## SHORT EXERCISE
Pull each line holding "VAMP" out of the entries below.

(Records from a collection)
---

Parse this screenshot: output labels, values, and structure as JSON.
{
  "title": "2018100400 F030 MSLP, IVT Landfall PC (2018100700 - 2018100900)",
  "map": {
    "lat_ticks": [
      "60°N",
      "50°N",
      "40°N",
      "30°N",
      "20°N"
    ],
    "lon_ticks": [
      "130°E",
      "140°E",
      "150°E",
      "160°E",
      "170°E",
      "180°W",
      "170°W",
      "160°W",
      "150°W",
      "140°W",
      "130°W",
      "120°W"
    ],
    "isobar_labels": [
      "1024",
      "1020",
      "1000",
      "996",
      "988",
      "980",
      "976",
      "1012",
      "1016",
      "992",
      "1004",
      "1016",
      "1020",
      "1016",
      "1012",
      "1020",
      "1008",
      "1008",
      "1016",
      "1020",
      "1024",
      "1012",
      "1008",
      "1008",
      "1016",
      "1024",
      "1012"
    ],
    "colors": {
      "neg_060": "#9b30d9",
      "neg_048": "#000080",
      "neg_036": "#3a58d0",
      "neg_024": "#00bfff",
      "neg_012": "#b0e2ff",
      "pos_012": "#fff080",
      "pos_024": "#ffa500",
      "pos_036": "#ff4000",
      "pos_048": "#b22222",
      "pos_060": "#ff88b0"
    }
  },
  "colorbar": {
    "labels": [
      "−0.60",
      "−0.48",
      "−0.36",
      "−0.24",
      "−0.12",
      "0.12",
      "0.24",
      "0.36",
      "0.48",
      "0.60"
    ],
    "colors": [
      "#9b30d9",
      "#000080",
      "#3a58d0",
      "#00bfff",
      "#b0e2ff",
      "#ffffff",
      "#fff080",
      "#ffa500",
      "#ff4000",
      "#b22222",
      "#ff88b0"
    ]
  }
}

---

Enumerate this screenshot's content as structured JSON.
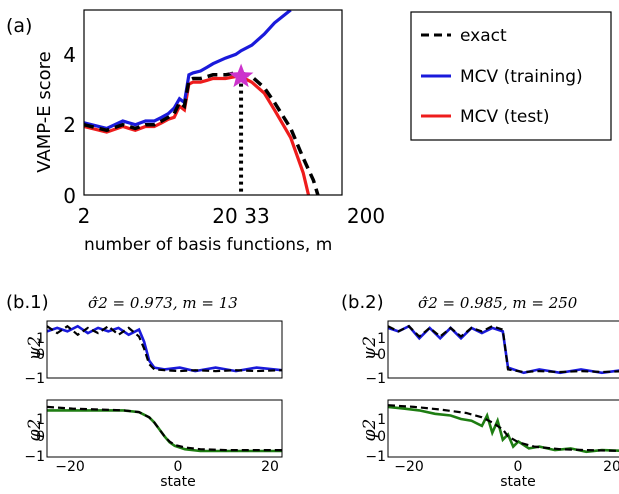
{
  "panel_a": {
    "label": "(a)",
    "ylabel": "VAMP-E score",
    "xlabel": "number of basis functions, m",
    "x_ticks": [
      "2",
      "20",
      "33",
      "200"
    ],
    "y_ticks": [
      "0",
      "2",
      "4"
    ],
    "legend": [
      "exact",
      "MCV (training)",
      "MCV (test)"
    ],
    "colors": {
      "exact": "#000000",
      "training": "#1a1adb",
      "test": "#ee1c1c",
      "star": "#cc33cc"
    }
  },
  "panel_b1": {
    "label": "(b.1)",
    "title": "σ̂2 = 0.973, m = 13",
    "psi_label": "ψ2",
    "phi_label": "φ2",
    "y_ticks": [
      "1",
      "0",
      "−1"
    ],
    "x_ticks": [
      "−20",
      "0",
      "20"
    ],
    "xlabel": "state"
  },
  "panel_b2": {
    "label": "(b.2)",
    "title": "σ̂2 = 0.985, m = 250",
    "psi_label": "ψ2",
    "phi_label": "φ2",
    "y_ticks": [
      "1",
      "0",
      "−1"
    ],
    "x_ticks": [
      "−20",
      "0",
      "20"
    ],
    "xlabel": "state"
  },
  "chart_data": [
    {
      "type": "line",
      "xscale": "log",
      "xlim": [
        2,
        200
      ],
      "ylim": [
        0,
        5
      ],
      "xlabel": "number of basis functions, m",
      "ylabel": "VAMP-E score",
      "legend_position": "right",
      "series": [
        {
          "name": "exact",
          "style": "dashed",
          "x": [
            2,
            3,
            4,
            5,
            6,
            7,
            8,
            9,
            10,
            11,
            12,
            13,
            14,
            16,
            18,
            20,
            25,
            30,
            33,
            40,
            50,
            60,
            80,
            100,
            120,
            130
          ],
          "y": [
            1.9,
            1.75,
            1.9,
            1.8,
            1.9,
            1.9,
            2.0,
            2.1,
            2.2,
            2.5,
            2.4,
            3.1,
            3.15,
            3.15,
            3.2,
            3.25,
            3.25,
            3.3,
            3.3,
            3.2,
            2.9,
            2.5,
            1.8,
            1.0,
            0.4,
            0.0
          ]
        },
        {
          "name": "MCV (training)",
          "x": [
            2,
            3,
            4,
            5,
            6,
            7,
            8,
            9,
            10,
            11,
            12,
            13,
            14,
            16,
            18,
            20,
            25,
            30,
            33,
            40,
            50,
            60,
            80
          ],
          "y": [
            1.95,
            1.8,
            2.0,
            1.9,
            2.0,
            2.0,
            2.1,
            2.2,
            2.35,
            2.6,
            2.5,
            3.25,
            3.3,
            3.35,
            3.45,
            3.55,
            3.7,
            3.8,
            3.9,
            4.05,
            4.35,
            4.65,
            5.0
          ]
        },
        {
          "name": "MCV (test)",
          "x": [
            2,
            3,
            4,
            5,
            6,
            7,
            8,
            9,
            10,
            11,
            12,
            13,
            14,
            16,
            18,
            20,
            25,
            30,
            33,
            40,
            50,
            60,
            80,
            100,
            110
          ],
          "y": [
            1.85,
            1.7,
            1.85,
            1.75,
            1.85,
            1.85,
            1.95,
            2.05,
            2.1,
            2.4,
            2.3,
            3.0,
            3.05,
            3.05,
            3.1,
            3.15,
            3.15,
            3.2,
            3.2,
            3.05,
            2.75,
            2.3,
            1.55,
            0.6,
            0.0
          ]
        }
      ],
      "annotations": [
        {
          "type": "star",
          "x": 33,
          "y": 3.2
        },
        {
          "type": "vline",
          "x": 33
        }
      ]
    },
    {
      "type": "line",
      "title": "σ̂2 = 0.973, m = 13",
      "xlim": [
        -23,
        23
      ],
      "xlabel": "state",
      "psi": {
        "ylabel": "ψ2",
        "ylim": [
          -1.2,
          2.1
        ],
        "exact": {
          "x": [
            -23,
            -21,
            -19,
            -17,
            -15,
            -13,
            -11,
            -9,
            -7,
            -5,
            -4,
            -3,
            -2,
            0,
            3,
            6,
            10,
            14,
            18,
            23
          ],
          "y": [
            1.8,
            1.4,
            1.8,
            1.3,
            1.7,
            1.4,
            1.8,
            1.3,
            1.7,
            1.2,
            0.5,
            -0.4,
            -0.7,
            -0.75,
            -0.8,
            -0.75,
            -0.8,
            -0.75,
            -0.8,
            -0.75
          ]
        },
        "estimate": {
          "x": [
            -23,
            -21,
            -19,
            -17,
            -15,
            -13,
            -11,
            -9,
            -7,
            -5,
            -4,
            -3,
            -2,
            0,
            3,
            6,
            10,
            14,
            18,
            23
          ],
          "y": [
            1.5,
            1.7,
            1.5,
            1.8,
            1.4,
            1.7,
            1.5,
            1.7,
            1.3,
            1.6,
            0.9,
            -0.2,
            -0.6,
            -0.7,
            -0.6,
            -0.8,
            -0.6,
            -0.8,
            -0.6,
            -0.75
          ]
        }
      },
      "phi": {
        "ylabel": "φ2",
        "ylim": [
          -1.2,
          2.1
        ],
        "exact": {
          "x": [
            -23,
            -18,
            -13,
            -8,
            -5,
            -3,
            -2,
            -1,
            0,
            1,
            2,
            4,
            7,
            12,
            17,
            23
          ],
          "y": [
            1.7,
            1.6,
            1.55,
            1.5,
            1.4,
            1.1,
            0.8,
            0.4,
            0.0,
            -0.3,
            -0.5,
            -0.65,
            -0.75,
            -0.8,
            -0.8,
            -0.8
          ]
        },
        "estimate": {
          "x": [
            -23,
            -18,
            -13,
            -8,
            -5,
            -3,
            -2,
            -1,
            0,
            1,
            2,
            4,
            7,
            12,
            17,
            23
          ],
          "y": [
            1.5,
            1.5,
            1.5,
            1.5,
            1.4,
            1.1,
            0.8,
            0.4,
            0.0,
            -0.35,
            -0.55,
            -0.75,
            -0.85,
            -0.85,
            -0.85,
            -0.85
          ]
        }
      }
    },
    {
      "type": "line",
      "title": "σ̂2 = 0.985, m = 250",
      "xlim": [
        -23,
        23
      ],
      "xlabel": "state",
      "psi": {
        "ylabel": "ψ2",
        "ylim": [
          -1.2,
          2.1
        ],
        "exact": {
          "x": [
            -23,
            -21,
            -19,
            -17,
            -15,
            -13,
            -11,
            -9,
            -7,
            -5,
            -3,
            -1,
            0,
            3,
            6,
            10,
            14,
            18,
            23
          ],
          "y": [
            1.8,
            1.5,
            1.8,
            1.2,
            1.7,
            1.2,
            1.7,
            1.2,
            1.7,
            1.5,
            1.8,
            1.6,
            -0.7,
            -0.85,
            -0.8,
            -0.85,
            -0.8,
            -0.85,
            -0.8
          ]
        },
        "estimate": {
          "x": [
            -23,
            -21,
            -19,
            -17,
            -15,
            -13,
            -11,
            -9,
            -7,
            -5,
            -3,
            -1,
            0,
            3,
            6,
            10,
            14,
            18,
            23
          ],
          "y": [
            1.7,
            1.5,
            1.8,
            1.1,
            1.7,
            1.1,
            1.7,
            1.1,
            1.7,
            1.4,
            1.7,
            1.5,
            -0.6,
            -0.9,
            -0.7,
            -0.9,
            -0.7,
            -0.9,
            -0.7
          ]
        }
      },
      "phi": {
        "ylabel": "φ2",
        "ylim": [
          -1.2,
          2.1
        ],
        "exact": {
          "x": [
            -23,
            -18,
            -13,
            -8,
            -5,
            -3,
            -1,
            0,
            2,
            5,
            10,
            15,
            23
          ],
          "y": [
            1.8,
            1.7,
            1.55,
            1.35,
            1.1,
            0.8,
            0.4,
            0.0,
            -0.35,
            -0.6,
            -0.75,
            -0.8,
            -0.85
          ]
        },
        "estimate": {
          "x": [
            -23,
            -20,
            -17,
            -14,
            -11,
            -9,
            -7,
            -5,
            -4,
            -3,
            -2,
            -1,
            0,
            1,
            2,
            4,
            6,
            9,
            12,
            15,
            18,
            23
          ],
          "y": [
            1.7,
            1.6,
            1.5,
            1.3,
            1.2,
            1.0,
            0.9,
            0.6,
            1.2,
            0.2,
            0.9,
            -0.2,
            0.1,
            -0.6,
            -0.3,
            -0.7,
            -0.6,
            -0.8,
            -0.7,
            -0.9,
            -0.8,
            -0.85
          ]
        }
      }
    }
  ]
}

---

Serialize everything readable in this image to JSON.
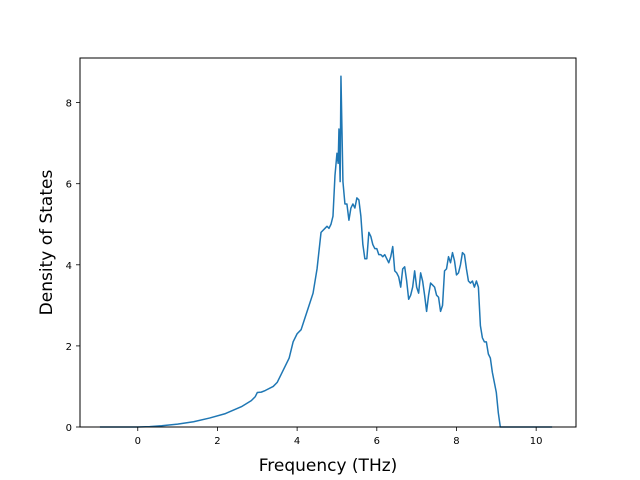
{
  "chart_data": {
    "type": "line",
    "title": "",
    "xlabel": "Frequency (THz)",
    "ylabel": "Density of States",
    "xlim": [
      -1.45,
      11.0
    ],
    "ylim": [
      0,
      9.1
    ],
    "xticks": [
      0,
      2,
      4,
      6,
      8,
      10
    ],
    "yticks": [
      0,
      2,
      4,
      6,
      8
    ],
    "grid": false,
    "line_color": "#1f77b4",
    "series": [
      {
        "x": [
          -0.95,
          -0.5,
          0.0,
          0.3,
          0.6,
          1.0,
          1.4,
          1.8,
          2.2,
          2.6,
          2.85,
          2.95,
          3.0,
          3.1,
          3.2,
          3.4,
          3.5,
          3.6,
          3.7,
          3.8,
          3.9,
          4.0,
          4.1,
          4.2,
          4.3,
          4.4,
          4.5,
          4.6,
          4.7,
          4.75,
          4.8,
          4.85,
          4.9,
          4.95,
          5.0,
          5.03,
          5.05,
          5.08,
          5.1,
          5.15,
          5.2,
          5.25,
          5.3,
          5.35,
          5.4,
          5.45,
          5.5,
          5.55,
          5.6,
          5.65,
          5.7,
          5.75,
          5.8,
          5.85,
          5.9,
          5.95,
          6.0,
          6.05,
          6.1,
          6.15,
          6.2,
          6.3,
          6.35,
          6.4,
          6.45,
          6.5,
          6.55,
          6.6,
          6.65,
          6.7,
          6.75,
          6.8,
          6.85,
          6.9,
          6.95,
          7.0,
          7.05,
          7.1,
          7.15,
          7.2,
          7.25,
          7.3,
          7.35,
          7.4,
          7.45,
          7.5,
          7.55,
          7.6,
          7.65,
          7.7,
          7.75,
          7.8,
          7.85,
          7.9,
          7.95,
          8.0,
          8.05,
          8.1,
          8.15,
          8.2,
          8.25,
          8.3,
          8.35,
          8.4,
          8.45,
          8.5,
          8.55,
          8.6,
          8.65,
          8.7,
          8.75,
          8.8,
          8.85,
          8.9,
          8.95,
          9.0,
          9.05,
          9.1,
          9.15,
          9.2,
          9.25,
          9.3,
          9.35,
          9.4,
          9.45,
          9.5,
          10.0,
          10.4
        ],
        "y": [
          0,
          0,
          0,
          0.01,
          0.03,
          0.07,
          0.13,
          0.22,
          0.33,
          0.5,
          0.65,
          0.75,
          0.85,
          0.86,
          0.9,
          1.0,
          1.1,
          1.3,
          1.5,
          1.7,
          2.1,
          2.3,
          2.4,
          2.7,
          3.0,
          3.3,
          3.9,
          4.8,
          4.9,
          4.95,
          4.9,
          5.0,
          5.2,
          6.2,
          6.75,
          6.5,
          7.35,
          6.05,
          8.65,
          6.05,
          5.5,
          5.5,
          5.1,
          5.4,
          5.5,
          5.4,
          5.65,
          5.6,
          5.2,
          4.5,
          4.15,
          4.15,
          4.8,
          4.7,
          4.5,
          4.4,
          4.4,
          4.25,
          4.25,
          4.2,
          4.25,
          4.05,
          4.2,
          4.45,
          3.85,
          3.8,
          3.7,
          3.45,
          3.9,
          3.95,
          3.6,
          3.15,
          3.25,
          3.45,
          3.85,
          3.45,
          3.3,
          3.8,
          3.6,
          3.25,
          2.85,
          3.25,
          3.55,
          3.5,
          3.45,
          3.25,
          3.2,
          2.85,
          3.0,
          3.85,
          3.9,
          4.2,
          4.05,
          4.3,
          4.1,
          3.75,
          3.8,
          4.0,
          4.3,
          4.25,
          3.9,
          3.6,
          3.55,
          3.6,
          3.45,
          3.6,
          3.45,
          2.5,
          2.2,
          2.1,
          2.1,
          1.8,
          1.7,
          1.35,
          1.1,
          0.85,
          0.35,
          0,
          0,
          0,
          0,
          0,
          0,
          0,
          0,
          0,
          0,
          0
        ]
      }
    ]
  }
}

---

## RESULT OF THE EXERCISE
    "ylabel": "VAMP-E score",
      "ylabel": "VAMP-E score",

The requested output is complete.